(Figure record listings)
----

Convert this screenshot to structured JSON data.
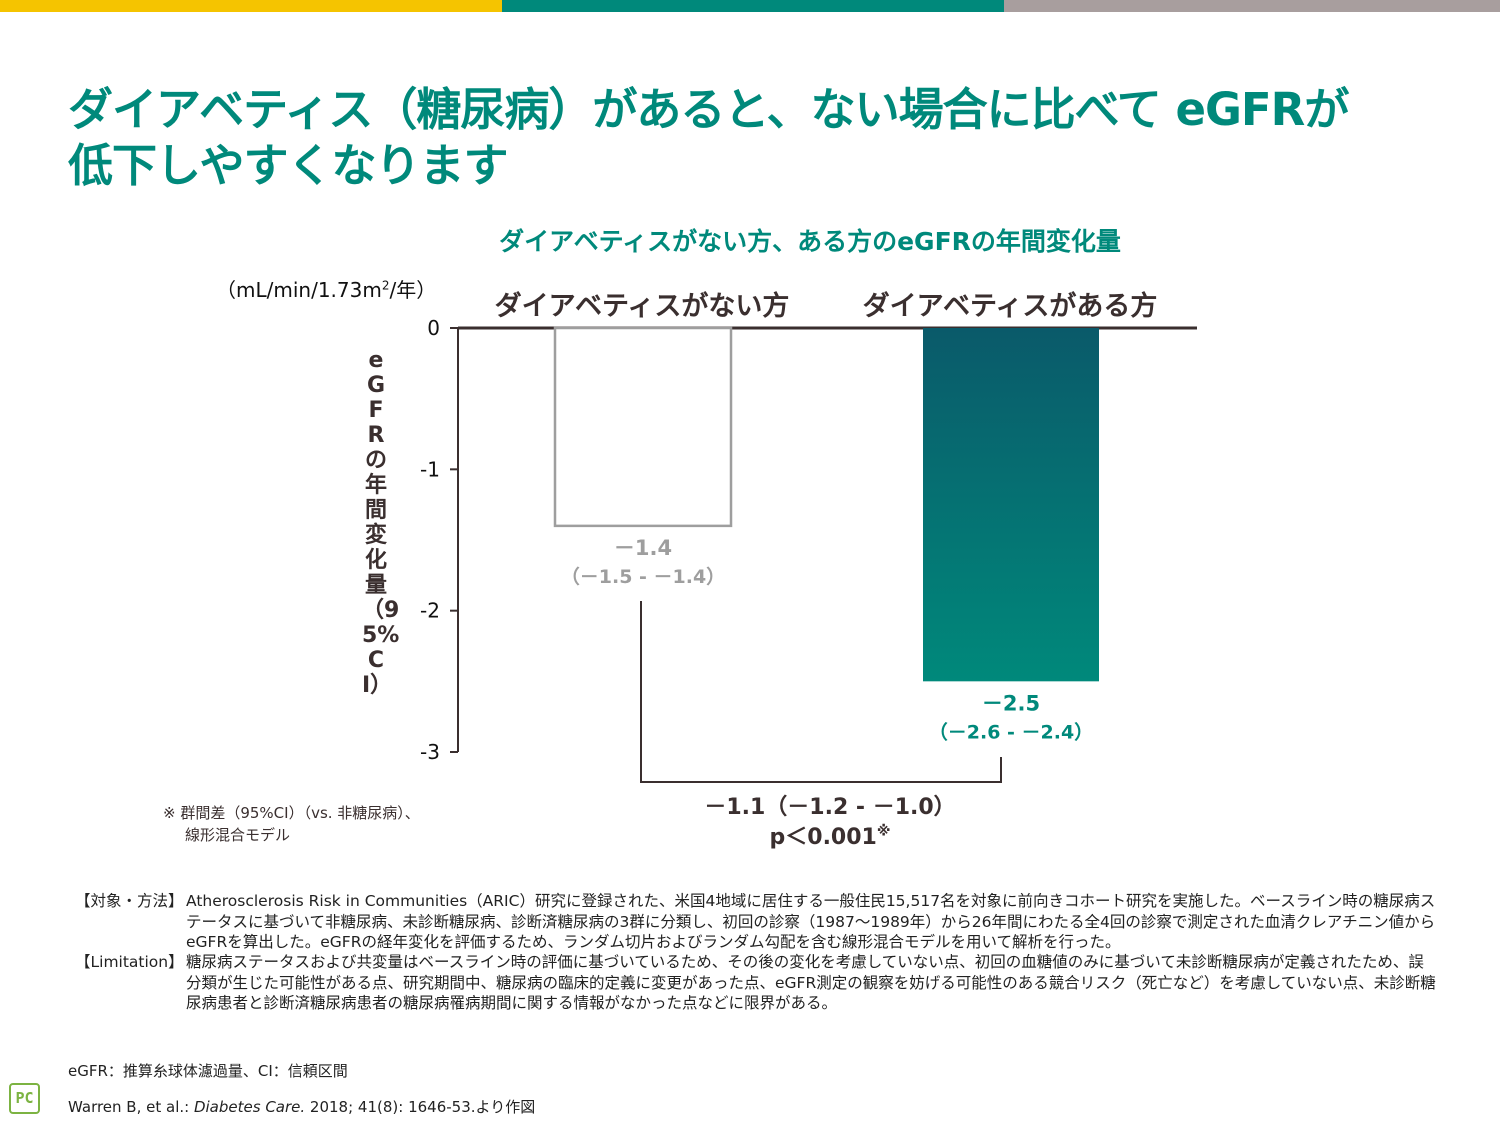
{
  "header_colors": [
    "#f5c400",
    "#00897b",
    "#a89e9e"
  ],
  "title": "ダイアベティス（糖尿病）があると、ない場合に比べて eGFRが低下しやすくなります",
  "chart_data": {
    "type": "bar",
    "title": "ダイアベティスがない方、ある方のeGFRの年間変化量",
    "unit_label": "（mL/min/1.73m",
    "unit_sup": "2",
    "unit_suffix": "/年）",
    "ylabel": "eGFRの年間変化量（95%CI）",
    "ylim": [
      -3,
      0
    ],
    "yticks": [
      0,
      -1,
      -2,
      -3
    ],
    "ytick_labels": [
      "0",
      "-1",
      "-2",
      "-3"
    ],
    "grid": false,
    "categories": [
      "ダイアベティスがない方",
      "ダイアベティスがある方"
    ],
    "values": [
      -1.4,
      -2.5
    ],
    "value_labels": [
      "－1.4",
      "－2.5"
    ],
    "ci_labels": [
      "（－1.5 - －1.4）",
      "（－2.6 - －2.4）"
    ],
    "bar_colors": [
      "#ffffff",
      "#00897b"
    ],
    "bar_gradient_top": "#0a5a6a",
    "label_colors": [
      "#9e9e9e",
      "#00897b"
    ],
    "difference": {
      "text": "－1.1（－1.2 - －1.0）",
      "p_text": "p＜0.001",
      "p_mark": "※"
    }
  },
  "footnote": [
    "※ 群間差（95%CI）（vs. 非糖尿病）、",
    "線形混合モデル"
  ],
  "methods": [
    {
      "label": "【対象・方法】",
      "text": "Atherosclerosis Risk in Communities（ARIC）研究に登録された、米国4地域に居住する一般住民15,517名を対象に前向きコホート研究を実施した。ベースライン時の糖尿病ステータスに基づいて非糖尿病、未診断糖尿病、診断済糖尿病の3群に分類し、初回の診察（1987〜1989年）から26年間にわたる全4回の診察で測定された血清クレアチニン値からeGFRを算出した。eGFRの経年変化を評価するため、ランダム切片およびランダム勾配を含む線形混合モデルを用いて解析を行った。"
    },
    {
      "label": "【Limitation】",
      "text": "糖尿病ステータスおよび共変量はベースライン時の評価に基づいているため、その後の変化を考慮していない点、初回の血糖値のみに基づいて未診断糖尿病が定義されたため、誤分類が生じた可能性がある点、研究期間中、糖尿病の臨床的定義に変更があった点、eGFR測定の観察を妨げる可能性のある競合リスク（死亡など）を考慮していない点、未診断糖尿病患者と診断済糖尿病患者の糖尿病罹病期間に関する情報がなかった点などに限界がある。"
    }
  ],
  "abbreviations": "eGFR：推算糸球体濾過量、CI：信頼区間",
  "reference": {
    "prefix": "Warren B, et al.: ",
    "journal": "Diabetes Care.",
    "suffix": " 2018; 41(8): 1646-53.より作図"
  },
  "logo_text": "PC"
}
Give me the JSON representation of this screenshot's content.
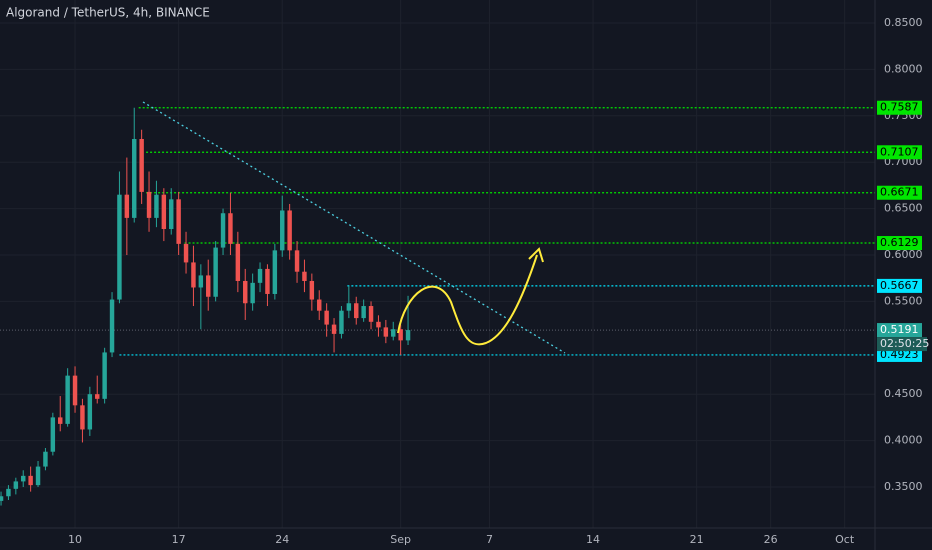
{
  "chart_data": {
    "type": "candlestick",
    "title": "Algorand / TetherUS, 4h, BINANCE",
    "up_color": "#26a69a",
    "down_color": "#ef5350",
    "xlim": [
      4.93,
      64.05
    ],
    "xticks": [
      10,
      17,
      24,
      {
        "value": 32,
        "label": "Sep"
      },
      {
        "value": 38,
        "label": "7"
      },
      {
        "value": 45,
        "label": "14"
      },
      {
        "value": 52,
        "label": "21"
      },
      {
        "value": 57,
        "label": "26"
      },
      {
        "value": 62,
        "label": "Oct"
      }
    ],
    "ylim": [
      0.3058,
      0.8748
    ],
    "yticks": [
      {
        "value": 0.35,
        "label": "0.3500"
      },
      {
        "value": 0.4,
        "label": "0.4000"
      },
      {
        "value": 0.45,
        "label": "0.4500"
      },
      {
        "value": 0.55,
        "label": "0.5500"
      },
      {
        "value": 0.6,
        "label": "0.6000"
      },
      {
        "value": 0.65,
        "label": "0.6500"
      },
      {
        "value": 0.7,
        "label": "0.7000"
      },
      {
        "value": 0.75,
        "label": "0.7500"
      },
      {
        "value": 0.8,
        "label": "0.8000"
      },
      {
        "value": 0.85,
        "label": "0.8500"
      }
    ],
    "grid": true,
    "x": [
      5,
      5.5,
      6,
      6.5,
      7,
      7.5,
      8,
      8.5,
      9,
      9.5,
      10,
      10.5,
      11,
      11.5,
      12,
      12.5,
      13,
      13.5,
      14,
      14.5,
      15,
      15.5,
      16,
      16.5,
      17,
      17.5,
      18,
      18.5,
      19,
      19.5,
      20,
      20.5,
      21,
      21.5,
      22,
      22.5,
      23,
      23.5,
      24,
      24.5,
      25,
      25.5,
      26,
      26.5,
      27,
      27.5,
      28,
      28.5,
      29,
      29.5,
      30,
      30.5,
      31,
      31.5,
      32,
      32.5
    ],
    "open": [
      0.335,
      0.34,
      0.348,
      0.356,
      0.362,
      0.352,
      0.372,
      0.388,
      0.425,
      0.418,
      0.47,
      0.438,
      0.412,
      0.45,
      0.445,
      0.495,
      0.552,
      0.665,
      0.64,
      0.725,
      0.668,
      0.64,
      0.665,
      0.628,
      0.66,
      0.612,
      0.592,
      0.565,
      0.578,
      0.555,
      0.608,
      0.645,
      0.612,
      0.572,
      0.548,
      0.57,
      0.585,
      0.558,
      0.605,
      0.648,
      0.605,
      0.582,
      0.572,
      0.552,
      0.54,
      0.525,
      0.515,
      0.54,
      0.548,
      0.532,
      0.545,
      0.528,
      0.522,
      0.512,
      0.52,
      0.508
    ],
    "high": [
      0.345,
      0.352,
      0.36,
      0.368,
      0.372,
      0.378,
      0.392,
      0.43,
      0.448,
      0.478,
      0.48,
      0.445,
      0.458,
      0.47,
      0.5,
      0.56,
      0.69,
      0.705,
      0.7587,
      0.735,
      0.69,
      0.68,
      0.672,
      0.672,
      0.668,
      0.625,
      0.61,
      0.59,
      0.595,
      0.615,
      0.65,
      0.6671,
      0.625,
      0.585,
      0.58,
      0.592,
      0.59,
      0.612,
      0.664,
      0.655,
      0.615,
      0.595,
      0.58,
      0.562,
      0.548,
      0.532,
      0.545,
      0.5667,
      0.555,
      0.552,
      0.55,
      0.535,
      0.53,
      0.528,
      0.525,
      0.556
    ],
    "low": [
      0.33,
      0.336,
      0.342,
      0.35,
      0.345,
      0.35,
      0.368,
      0.384,
      0.41,
      0.415,
      0.43,
      0.398,
      0.405,
      0.44,
      0.44,
      0.49,
      0.548,
      0.6,
      0.635,
      0.655,
      0.625,
      0.63,
      0.615,
      0.622,
      0.6,
      0.58,
      0.545,
      0.52,
      0.54,
      0.55,
      0.6,
      0.6,
      0.56,
      0.53,
      0.54,
      0.56,
      0.545,
      0.552,
      0.598,
      0.595,
      0.57,
      0.56,
      0.54,
      0.53,
      0.512,
      0.495,
      0.51,
      0.532,
      0.525,
      0.528,
      0.52,
      0.512,
      0.505,
      0.508,
      0.4923,
      0.503
    ],
    "close": [
      0.34,
      0.348,
      0.356,
      0.362,
      0.352,
      0.372,
      0.388,
      0.425,
      0.418,
      0.47,
      0.438,
      0.412,
      0.45,
      0.445,
      0.495,
      0.552,
      0.665,
      0.64,
      0.725,
      0.668,
      0.64,
      0.665,
      0.628,
      0.66,
      0.612,
      0.592,
      0.565,
      0.578,
      0.555,
      0.608,
      0.645,
      0.612,
      0.572,
      0.548,
      0.57,
      0.585,
      0.558,
      0.605,
      0.648,
      0.605,
      0.582,
      0.572,
      0.552,
      0.54,
      0.525,
      0.515,
      0.54,
      0.548,
      0.532,
      0.545,
      0.528,
      0.522,
      0.512,
      0.52,
      0.508,
      0.5191
    ],
    "levels": [
      {
        "value": 0.7587,
        "color": "#00e600",
        "x0": 14.3
      },
      {
        "value": 0.7107,
        "color": "#00e600",
        "x0": 14.8
      },
      {
        "value": 0.6671,
        "color": "#00e600",
        "x0": 14.8
      },
      {
        "value": 0.6129,
        "color": "#00e600",
        "x0": 17.4
      },
      {
        "value": 0.5667,
        "color": "#00e5ff",
        "x0": 28.4
      },
      {
        "value": 0.4923,
        "color": "#00e5ff",
        "x0": 13
      }
    ],
    "current": {
      "value": 0.5191,
      "color": "#26a69a"
    },
    "countdown": "02:50:25"
  }
}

----

WRITTEN EXERCISE –
For the data above, state only how many lines include the word "screenshot".

ANSWER TO THE EXERCISE –
2